Task objective: Report each line of the data that includes the word "html".

Lines of data:
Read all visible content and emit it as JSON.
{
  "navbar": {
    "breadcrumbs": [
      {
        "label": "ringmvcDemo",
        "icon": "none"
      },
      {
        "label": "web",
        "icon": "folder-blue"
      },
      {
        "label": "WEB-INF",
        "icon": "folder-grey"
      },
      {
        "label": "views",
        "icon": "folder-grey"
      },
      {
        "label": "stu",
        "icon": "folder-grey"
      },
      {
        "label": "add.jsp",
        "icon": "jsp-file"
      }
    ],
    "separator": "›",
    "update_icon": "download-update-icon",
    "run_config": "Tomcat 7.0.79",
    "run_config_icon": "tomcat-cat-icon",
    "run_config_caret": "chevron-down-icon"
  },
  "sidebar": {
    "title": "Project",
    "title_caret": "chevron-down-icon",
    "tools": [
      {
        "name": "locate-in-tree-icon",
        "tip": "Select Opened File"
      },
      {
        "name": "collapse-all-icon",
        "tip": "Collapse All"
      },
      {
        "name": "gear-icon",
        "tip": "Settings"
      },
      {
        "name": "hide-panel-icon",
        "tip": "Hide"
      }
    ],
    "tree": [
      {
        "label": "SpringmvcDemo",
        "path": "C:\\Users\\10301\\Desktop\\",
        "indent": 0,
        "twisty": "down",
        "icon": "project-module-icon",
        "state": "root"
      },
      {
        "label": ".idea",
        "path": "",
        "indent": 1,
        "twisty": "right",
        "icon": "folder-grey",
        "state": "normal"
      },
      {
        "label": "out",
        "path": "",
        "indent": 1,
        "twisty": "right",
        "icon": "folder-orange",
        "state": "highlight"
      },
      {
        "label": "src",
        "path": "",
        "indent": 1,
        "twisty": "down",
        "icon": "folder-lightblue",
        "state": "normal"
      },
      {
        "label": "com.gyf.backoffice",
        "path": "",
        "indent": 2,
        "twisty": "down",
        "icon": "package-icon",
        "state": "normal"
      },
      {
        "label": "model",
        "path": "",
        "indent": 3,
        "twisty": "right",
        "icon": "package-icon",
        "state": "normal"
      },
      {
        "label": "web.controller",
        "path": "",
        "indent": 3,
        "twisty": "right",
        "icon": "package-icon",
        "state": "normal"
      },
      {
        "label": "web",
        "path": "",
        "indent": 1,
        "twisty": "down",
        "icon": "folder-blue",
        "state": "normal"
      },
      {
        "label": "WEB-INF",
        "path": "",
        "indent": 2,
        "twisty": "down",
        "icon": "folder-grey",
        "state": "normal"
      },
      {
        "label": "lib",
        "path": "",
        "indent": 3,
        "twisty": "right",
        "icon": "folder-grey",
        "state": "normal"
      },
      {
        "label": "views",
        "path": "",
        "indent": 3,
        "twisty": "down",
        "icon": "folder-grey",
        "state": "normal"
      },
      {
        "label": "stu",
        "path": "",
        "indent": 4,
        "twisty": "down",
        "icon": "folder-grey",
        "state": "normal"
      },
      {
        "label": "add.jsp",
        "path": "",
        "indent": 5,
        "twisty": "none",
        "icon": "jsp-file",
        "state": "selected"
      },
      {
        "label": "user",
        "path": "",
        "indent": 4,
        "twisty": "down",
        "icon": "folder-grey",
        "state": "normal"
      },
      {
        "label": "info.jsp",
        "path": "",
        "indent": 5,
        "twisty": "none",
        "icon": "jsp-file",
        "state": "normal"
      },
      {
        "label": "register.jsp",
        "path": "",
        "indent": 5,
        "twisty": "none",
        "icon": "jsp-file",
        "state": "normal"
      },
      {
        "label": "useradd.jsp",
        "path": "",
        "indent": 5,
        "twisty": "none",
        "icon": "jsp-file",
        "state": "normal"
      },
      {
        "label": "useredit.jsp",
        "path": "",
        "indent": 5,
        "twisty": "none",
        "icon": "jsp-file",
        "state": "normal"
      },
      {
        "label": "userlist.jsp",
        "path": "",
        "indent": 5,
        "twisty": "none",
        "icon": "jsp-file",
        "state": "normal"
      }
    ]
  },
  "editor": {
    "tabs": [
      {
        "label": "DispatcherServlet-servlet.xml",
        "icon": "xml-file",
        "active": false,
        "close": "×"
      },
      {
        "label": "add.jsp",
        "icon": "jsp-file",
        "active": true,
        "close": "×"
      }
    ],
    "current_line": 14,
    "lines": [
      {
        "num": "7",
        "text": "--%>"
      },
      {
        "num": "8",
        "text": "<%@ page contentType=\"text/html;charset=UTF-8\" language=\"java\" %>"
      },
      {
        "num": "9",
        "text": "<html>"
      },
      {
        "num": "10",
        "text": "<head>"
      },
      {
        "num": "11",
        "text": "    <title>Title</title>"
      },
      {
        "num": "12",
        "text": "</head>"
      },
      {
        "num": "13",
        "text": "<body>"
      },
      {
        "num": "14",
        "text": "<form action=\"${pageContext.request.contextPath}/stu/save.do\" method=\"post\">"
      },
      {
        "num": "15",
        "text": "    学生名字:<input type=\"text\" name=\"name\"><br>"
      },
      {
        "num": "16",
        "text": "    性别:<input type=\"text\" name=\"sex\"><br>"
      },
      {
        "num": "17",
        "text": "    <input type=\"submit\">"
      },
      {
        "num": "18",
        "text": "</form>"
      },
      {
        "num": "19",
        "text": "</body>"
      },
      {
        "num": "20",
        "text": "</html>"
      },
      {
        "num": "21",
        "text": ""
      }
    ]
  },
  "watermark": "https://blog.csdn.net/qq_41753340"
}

Correct response:
        "text": "<%@ page contentType=\"text/html;charset=UTF-8\" language=\"java\" %>"
        "text": "<html>"
        "text": "</html>"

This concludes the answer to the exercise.